§ Required action
In the abstract on uranyl ion detection below, list every stage of the assay procedure together with the time stated for it.

§ Excerpt
--------------------------------------------------
DNAzyme recognition triggered cascade signal amplification for rapid and highly sensitive visual detection of uranyl ions.

This work presents a rapid and highly sensitive colorimetric assay using bifunctional DNA probe decorated agarose microbeads (MBs) coupled with a cascade signal amplification system, including rolling circle amplification (RCA) and the hemin/G-quadruplex-catalyzed colorimetric reaction, for visualized detection of uranyl ions. The DNA probe integrates the UO-specific DNAzyme/substrate as the target recognition unit and a DNA primer as the signal conversion unit. The presence of uranyl ions induces the efficient cleavage of the DNA substrates with the catalysis of DNAzyme. Then the conjugated primers are released from MBs, initiating the RCA reaction (the first amplification). The RCA product consists of repetitive G-quadruplexes that can lead to a second amplification by catalyzing the oxidation of ABTS with hemin binding, resulting in a coloration that is visible to the naked eye. The whole assay procedure could be finished within 40 min, including recognition of uranyl and DNA cleavage (5 min), the RCA reaction (30 min) and data readout either by eye or using a UV-vis spectrometer (5 min for each sample). In the optimal conditions, concentrations as low as 5 nM uranyl ions could be distinguished by the naked eye. With UV-vis spectrometric measurement, the visible absorbance had a linear relationship with the concentration of uranyl ions with a dynamic range from 1 nM to 50 nM, and a low detection limit of 0.48 nM ( ∼0.12 ppb) was obtained. Excellent selectivity and anti-interference capability in water samples were also certified. This facile visualized assay could be applied in detecting trace-level uranium for on-site environmental analysis.
--------------------------------------------------
§ Data to examine

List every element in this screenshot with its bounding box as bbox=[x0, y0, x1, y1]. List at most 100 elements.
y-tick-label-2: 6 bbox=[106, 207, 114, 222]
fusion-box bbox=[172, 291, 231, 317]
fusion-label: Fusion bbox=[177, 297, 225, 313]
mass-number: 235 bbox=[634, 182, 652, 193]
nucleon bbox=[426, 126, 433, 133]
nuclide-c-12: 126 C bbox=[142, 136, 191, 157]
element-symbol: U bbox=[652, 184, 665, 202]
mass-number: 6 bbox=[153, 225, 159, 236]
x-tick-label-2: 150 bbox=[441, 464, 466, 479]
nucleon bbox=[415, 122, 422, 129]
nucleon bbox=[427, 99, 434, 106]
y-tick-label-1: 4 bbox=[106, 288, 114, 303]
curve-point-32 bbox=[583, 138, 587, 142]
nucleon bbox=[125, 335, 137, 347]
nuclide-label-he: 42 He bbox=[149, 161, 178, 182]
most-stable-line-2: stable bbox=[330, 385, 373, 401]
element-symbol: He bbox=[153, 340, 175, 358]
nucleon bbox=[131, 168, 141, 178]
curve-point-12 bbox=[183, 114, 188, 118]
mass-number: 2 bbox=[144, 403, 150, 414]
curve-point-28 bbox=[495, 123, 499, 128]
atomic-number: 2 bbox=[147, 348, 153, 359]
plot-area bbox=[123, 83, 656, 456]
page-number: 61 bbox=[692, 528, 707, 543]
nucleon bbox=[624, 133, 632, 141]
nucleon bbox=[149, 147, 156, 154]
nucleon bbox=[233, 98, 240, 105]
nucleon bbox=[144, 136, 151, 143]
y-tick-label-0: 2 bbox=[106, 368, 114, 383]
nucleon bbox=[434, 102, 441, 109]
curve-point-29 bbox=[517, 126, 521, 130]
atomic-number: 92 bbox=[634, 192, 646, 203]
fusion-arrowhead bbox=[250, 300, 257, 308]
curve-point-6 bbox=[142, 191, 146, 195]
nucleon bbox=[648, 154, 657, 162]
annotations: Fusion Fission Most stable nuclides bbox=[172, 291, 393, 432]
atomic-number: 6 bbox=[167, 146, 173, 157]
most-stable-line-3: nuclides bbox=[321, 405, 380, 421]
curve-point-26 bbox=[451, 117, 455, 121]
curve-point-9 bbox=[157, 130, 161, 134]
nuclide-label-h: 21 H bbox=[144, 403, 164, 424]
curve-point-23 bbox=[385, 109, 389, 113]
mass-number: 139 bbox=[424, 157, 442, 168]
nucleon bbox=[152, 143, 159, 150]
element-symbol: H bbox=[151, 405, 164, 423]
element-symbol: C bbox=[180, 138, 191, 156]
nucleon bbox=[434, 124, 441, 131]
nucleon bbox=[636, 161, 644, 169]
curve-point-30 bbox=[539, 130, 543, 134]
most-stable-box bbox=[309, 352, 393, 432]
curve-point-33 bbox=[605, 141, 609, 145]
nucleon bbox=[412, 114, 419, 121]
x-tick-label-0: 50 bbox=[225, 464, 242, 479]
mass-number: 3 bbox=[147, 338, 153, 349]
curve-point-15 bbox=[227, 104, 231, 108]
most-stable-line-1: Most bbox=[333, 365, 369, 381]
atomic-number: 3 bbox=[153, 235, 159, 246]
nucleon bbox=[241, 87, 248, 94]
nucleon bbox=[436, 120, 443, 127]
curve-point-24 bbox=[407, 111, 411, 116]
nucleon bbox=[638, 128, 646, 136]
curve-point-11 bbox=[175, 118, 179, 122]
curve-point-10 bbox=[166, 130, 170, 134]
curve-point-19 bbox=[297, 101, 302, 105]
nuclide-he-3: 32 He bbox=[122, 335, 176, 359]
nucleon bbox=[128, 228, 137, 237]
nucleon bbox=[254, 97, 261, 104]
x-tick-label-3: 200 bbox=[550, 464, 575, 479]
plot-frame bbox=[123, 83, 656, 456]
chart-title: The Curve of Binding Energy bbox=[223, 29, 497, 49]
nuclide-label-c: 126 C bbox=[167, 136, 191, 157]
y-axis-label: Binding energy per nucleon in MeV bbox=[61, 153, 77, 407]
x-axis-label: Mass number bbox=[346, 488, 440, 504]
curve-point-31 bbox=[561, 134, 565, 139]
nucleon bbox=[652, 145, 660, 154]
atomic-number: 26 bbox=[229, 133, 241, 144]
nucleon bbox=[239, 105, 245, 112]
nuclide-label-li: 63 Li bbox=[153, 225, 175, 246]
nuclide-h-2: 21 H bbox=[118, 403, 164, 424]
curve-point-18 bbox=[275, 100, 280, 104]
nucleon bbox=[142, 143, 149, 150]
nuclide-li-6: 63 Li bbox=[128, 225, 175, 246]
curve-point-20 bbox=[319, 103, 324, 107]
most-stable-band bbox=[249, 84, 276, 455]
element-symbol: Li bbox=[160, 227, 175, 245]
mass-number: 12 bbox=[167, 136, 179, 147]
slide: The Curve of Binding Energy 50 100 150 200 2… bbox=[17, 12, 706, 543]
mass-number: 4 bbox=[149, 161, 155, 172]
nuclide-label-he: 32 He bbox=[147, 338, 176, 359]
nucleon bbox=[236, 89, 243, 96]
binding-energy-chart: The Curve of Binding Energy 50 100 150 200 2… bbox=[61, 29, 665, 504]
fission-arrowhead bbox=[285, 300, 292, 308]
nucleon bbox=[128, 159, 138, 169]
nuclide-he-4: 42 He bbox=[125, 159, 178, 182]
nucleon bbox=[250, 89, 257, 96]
--------------------------------------------------
§ Solution below
- Recognition of uranyl and DNA cleavage: 5 min
- The RCA reaction: 30 min
- Data readout, either by eye or using a UV-vis spectrometer: 5 min for each sample